» **Dataset records**:
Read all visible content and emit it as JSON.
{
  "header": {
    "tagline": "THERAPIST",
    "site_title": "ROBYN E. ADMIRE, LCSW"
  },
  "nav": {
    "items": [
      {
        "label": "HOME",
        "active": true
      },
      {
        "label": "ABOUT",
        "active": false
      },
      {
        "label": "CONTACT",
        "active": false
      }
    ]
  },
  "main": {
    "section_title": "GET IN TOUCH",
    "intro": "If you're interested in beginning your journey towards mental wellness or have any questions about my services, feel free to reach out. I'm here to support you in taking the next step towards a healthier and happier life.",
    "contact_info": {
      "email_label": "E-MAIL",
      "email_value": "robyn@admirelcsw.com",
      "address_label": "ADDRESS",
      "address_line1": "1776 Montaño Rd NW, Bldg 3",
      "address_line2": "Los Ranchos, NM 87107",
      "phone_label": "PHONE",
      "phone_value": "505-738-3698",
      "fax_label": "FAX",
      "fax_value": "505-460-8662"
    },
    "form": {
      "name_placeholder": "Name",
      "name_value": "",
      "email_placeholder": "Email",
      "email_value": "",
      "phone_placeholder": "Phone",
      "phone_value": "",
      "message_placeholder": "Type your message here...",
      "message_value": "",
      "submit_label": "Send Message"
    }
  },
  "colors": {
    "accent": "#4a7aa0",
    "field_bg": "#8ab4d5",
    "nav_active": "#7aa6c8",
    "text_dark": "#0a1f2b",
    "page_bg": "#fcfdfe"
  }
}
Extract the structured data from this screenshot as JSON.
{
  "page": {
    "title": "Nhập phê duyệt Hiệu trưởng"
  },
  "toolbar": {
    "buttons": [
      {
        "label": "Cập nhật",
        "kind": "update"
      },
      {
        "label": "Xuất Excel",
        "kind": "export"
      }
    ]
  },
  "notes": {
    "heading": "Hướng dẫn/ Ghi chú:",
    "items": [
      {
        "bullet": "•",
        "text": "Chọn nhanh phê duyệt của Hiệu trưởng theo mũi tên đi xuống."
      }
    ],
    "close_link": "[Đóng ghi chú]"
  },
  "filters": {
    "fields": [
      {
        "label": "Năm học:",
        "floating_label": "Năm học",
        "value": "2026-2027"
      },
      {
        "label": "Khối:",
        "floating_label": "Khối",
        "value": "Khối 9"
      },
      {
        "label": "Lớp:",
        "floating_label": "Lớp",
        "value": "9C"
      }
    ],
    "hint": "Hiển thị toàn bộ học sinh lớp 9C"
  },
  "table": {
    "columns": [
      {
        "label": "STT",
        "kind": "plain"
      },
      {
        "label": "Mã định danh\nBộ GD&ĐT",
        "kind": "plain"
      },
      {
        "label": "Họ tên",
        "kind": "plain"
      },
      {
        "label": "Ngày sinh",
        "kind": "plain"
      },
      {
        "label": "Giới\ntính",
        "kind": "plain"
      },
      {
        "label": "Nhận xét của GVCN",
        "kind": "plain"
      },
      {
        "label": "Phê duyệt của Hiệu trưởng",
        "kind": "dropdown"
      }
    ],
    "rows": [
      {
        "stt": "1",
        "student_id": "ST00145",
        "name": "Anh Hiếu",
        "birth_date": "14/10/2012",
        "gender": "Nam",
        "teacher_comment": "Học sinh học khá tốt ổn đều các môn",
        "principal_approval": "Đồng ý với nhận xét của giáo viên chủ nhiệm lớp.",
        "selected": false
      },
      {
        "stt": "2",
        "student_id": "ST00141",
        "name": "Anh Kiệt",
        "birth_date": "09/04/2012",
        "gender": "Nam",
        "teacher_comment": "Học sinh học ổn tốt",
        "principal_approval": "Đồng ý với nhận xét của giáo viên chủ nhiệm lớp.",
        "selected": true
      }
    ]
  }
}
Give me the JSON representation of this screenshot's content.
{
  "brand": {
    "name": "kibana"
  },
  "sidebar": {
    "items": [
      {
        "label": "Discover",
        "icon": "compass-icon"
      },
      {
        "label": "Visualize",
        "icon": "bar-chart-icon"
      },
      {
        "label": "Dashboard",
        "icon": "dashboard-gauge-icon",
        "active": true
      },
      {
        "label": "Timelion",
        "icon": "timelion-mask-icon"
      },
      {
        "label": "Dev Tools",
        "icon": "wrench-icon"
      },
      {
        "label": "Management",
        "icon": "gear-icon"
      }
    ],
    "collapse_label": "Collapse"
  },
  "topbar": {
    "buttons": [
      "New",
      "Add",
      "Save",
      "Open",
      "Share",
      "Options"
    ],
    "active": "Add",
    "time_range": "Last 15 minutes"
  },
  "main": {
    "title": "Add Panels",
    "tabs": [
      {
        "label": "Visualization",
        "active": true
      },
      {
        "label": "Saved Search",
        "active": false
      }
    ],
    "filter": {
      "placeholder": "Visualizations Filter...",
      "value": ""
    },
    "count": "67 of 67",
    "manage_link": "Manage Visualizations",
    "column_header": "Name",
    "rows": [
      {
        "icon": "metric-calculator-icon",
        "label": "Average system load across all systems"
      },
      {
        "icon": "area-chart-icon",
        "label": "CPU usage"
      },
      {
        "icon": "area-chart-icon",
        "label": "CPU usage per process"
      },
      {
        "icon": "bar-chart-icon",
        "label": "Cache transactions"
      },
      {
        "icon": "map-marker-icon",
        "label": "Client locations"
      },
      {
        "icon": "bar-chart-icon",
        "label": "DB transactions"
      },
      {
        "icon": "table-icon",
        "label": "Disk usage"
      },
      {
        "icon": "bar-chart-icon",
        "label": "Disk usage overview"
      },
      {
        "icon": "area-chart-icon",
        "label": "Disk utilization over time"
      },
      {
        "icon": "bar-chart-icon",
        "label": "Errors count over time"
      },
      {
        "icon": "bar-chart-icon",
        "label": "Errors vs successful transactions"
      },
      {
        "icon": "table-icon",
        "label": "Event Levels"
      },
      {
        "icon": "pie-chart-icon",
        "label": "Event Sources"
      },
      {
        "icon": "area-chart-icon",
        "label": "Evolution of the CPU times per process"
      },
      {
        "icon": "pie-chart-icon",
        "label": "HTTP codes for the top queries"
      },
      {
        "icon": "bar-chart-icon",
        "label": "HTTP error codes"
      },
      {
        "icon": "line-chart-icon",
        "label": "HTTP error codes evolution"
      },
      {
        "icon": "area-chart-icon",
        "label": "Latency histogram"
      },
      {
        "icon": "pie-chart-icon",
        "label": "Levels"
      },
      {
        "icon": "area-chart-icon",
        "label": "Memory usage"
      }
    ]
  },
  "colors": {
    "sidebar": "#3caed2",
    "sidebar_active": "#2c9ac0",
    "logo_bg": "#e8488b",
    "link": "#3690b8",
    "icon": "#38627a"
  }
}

» **The exercise**: Extract the full listing and reproduce each line exactly.

» **Output of the task**:
Read all visible content and emit it as JSON.
{
  "header": {
    "tagline": "THERAPIST",
    "site_title": "ROBYN E. ADMIRE, LCSW"
  },
  "nav": {
    "items": [
      {
        "label": "HOME",
        "active": true
      },
      {
        "label": "ABOUT",
        "active": false
      },
      {
        "label": "CONTACT",
        "active": false
      }
    ]
  },
  "main": {
    "section_title": "GET IN TOUCH",
    "intro": "If you're interested in beginning your journey towards mental wellness or have any questions about my services, feel free to reach out. I'm here to support you in taking the next step towards a healthier and happier life.",
    "contact_info": {
      "email_label": "E-MAIL",
      "email_value": "robyn@admirelcsw.com",
      "address_label": "ADDRESS",
      "address_line1": "1776 Montaño Rd NW, Bldg 3",
      "address_line2": "Los Ranchos, NM 87107",
      "phone_label": "PHONE",
      "phone_value": "505-738-3698",
      "fax_label": "FAX",
      "fax_value": "505-460-8662"
    },
    "form": {
      "name_placeholder": "Name",
      "name_value": "",
      "email_placeholder": "Email",
      "email_value": "",
      "phone_placeholder": "Phone",
      "phone_value": "",
      "message_placeholder": "Type your message here...",
      "message_value": "",
      "submit_label": "Send Message"
    }
  },
  "colors": {
    "accent": "#4a7aa0",
    "field_bg": "#8ab4d5",
    "nav_active": "#7aa6c8",
    "text_dark": "#0a1f2b",
    "page_bg": "#fcfdfe"
  }
}
Extract the structured data from this screenshot as JSON.
{
  "page": {
    "title": "Nhập phê duyệt Hiệu trưởng"
  },
  "toolbar": {
    "buttons": [
      {
        "label": "Cập nhật",
        "kind": "update"
      },
      {
        "label": "Xuất Excel",
        "kind": "export"
      }
    ]
  },
  "notes": {
    "heading": "Hướng dẫn/ Ghi chú:",
    "items": [
      {
        "bullet": "•",
        "text": "Chọn nhanh phê duyệt của Hiệu trưởng theo mũi tên đi xuống."
      }
    ],
    "close_link": "[Đóng ghi chú]"
  },
  "filters": {
    "fields": [
      {
        "label": "Năm học:",
        "floating_label": "Năm học",
        "value": "2026-2027"
      },
      {
        "label": "Khối:",
        "floating_label": "Khối",
        "value": "Khối 9"
      },
      {
        "label": "Lớp:",
        "floating_label": "Lớp",
        "value": "9C"
      }
    ],
    "hint": "Hiển thị toàn bộ học sinh lớp 9C"
  },
  "table": {
    "columns": [
      {
        "label": "STT",
        "kind": "plain"
      },
      {
        "label": "Mã định danh\nBộ GD&ĐT",
        "kind": "plain"
      },
      {
        "label": "Họ tên",
        "kind": "plain"
      },
      {
        "label": "Ngày sinh",
        "kind": "plain"
      },
      {
        "label": "Giới\ntính",
        "kind": "plain"
      },
      {
        "label": "Nhận xét của GVCN",
        "kind": "plain"
      },
      {
        "label": "Phê duyệt của Hiệu trưởng",
        "kind": "dropdown"
      }
    ],
    "rows": [
      {
        "stt": "1",
        "student_id": "ST00145",
        "name": "Anh Hiếu",
        "birth_date": "14/10/2012",
        "gender": "Nam",
        "teacher_comment": "Học sinh học khá tốt ổn đều các môn",
        "principal_approval": "Đồng ý với nhận xét của giáo viên chủ nhiệm lớp.",
        "selected": false
      },
      {
        "stt": "2",
        "student_id": "ST00141",
        "name": "Anh Kiệt",
        "birth_date": "09/04/2012",
        "gender": "Nam",
        "teacher_comment": "Học sinh học ổn tốt",
        "principal_approval": "Đồng ý với nhận xét của giáo viên chủ nhiệm lớp.",
        "selected": true
      }
    ]
  }
}
Give me the JSON representation of this screenshot's content.
{
  "brand": {
    "name": "kibana"
  },
  "sidebar": {
    "items": [
      {
        "label": "Discover",
        "icon": "compass-icon"
      },
      {
        "label": "Visualize",
        "icon": "bar-chart-icon"
      },
      {
        "label": "Dashboard",
        "icon": "dashboard-gauge-icon",
        "active": true
      },
      {
        "label": "Timelion",
        "icon": "timelion-mask-icon"
      },
      {
        "label": "Dev Tools",
        "icon": "wrench-icon"
      },
      {
        "label": "Management",
        "icon": "gear-icon"
      }
    ],
    "collapse_label": "Collapse"
  },
  "topbar": {
    "buttons": [
      "New",
      "Add",
      "Save",
      "Open",
      "Share",
      "Options"
    ],
    "active": "Add",
    "time_range": "Last 15 minutes"
  },
  "main": {
    "title": "Add Panels",
    "tabs": [
      {
        "label": "Visualization",
        "active": true
      },
      {
        "label": "Saved Search",
        "active": false
      }
    ],
    "filter": {
      "placeholder": "Visualizations Filter...",
      "value": ""
    },
    "count": "67 of 67",
    "manage_link": "Manage Visualizations",
    "column_header": "Name",
    "rows": [
      {
        "icon": "metric-calculator-icon",
        "label": "Average system load across all systems"
      },
      {
        "icon": "area-chart-icon",
        "label": "CPU usage"
      },
      {
        "icon": "area-chart-icon",
        "label": "CPU usage per process"
      },
      {
        "icon": "bar-chart-icon",
        "label": "Cache transactions"
      },
      {
        "icon": "map-marker-icon",
        "label": "Client locations"
      },
      {
        "icon": "bar-chart-icon",
        "label": "DB transactions"
      },
      {
        "icon": "table-icon",
        "label": "Disk usage"
      },
      {
        "icon": "bar-chart-icon",
        "label": "Disk usage overview"
      },
      {
        "icon": "area-chart-icon",
        "label": "Disk utilization over time"
      },
      {
        "icon": "bar-chart-icon",
        "label": "Errors count over time"
      },
      {
        "icon": "bar-chart-icon",
        "label": "Errors vs successful transactions"
      },
      {
        "icon": "table-icon",
        "label": "Event Levels"
      },
      {
        "icon": "pie-chart-icon",
        "label": "Event Sources"
      },
      {
        "icon": "area-chart-icon",
        "label": "Evolution of the CPU times per process"
      },
      {
        "icon": "pie-chart-icon",
        "label": "HTTP codes for the top queries"
      },
      {
        "icon": "bar-chart-icon",
        "label": "HTTP error codes"
      },
      {
        "icon": "line-chart-icon",
        "label": "HTTP error codes evolution"
      },
      {
        "icon": "area-chart-icon",
        "label": "Latency histogram"
      },
      {
        "icon": "pie-chart-icon",
        "label": "Levels"
      },
      {
        "icon": "area-chart-icon",
        "label": "Memory usage"
      }
    ]
  },
  "colors": {
    "sidebar": "#3caed2",
    "sidebar_active": "#2c9ac0",
    "logo_bg": "#e8488b",
    "link": "#3690b8",
    "icon": "#38627a"
  }
}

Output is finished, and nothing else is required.